The problem >>
Without altering anything, repeat each of the records.

Extracted information >>
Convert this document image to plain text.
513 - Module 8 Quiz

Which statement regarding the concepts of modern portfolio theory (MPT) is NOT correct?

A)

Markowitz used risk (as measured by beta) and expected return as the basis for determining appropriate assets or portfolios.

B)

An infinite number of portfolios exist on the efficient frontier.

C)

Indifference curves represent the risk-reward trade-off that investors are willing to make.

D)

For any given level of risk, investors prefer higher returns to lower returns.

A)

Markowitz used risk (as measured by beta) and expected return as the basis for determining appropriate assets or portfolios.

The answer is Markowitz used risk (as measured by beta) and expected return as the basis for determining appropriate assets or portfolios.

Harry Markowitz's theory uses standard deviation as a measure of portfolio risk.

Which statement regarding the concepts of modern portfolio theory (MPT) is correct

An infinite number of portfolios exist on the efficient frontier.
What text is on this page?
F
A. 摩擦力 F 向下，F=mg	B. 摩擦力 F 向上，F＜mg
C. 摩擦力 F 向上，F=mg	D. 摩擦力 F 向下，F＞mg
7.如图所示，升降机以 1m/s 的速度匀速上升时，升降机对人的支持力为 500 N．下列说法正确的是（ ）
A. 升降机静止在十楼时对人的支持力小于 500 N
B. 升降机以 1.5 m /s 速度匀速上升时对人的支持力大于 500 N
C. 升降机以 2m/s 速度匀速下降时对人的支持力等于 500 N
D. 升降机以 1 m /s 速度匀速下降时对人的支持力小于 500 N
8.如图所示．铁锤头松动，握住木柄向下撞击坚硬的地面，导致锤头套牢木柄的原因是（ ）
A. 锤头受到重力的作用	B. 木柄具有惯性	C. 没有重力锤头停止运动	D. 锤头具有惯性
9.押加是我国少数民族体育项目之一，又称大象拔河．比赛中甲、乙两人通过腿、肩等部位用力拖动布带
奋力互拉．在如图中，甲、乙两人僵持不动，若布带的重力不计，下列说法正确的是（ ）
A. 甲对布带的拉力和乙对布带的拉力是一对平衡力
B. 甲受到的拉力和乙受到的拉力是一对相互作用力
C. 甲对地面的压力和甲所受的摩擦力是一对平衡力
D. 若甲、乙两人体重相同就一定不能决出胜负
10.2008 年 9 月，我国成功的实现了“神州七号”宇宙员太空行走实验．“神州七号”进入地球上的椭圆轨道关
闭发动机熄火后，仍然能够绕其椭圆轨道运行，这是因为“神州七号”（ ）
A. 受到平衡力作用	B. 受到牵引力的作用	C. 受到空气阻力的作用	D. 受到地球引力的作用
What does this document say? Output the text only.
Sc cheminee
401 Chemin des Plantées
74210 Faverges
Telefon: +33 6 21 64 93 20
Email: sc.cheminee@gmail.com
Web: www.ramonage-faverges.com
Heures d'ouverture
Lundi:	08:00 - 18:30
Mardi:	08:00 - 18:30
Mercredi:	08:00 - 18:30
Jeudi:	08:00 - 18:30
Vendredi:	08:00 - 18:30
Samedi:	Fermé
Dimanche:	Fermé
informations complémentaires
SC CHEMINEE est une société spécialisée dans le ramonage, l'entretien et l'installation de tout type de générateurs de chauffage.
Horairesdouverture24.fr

Correct response >>
Convert this document image to plain text.
513 - Module 8 Quiz

Which statement regarding the concepts of modern portfolio theory (MPT) is NOT correct?

A)

Markowitz used risk (as measured by beta) and expected return as the basis for determining appropriate assets or portfolios.

B)

An infinite number of portfolios exist on the efficient frontier.

C)

Indifference curves represent the risk-reward trade-off that investors are willing to make.

D)

For any given level of risk, investors prefer higher returns to lower returns.

A)

Markowitz used risk (as measured by beta) and expected return as the basis for determining appropriate assets or portfolios.

The answer is Markowitz used risk (as measured by beta) and expected return as the basis for determining appropriate assets or portfolios.

Harry Markowitz's theory uses standard deviation as a measure of portfolio risk.

Which statement regarding the concepts of modern portfolio theory (MPT) is correct

An infinite number of portfolios exist on the efficient frontier.
What text is on this page?
F
A. 摩擦力 F 向下，F=mg	B. 摩擦力 F 向上，F＜mg
C. 摩擦力 F 向上，F=mg	D. 摩擦力 F 向下，F＞mg
7.如图所示，升降机以 1m/s 的速度匀速上升时，升降机对人的支持力为 500 N．下列说法正确的是（ ）
A. 升降机静止在十楼时对人的支持力小于 500 N
B. 升降机以 1.5 m /s 速度匀速上升时对人的支持力大于 500 N
C. 升降机以 2m/s 速度匀速下降时对人的支持力等于 500 N
D. 升降机以 1 m /s 速度匀速下降时对人的支持力小于 500 N
8.如图所示．铁锤头松动，握住木柄向下撞击坚硬的地面，导致锤头套牢木柄的原因是（ ）
A. 锤头受到重力的作用	B. 木柄具有惯性	C. 没有重力锤头停止运动	D. 锤头具有惯性
9.押加是我国少数民族体育项目之一，又称大象拔河．比赛中甲、乙两人通过腿、肩等部位用力拖动布带
奋力互拉．在如图中，甲、乙两人僵持不动，若布带的重力不计，下列说法正确的是（ ）
A. 甲对布带的拉力和乙对布带的拉力是一对平衡力
B. 甲受到的拉力和乙受到的拉力是一对相互作用力
C. 甲对地面的压力和甲所受的摩擦力是一对平衡力
D. 若甲、乙两人体重相同就一定不能决出胜负
10.2008 年 9 月，我国成功的实现了“神州七号”宇宙员太空行走实验．“神州七号”进入地球上的椭圆轨道关
闭发动机熄火后，仍然能够绕其椭圆轨道运行，这是因为“神州七号”（ ）
A. 受到平衡力作用	B. 受到牵引力的作用	C. 受到空气阻力的作用	D. 受到地球引力的作用
What does this document say? Output the text only.
Sc cheminee
401 Chemin des Plantées
74210 Faverges
Telefon: +33 6 21 64 93 20
Email: sc.cheminee@gmail.com
Web: www.ramonage-faverges.com
Heures d'ouverture
Lundi:	08:00 - 18:30
Mardi:	08:00 - 18:30
Mercredi:	08:00 - 18:30
Jeudi:	08:00 - 18:30
Vendredi:	08:00 - 18:30
Samedi:	Fermé
Dimanche:	Fermé
informations complémentaires
SC CHEMINEE est une société spécialisée dans le ramonage, l'entretien et l'installation de tout type de générateurs de chauffage.
Horairesdouverture24.fr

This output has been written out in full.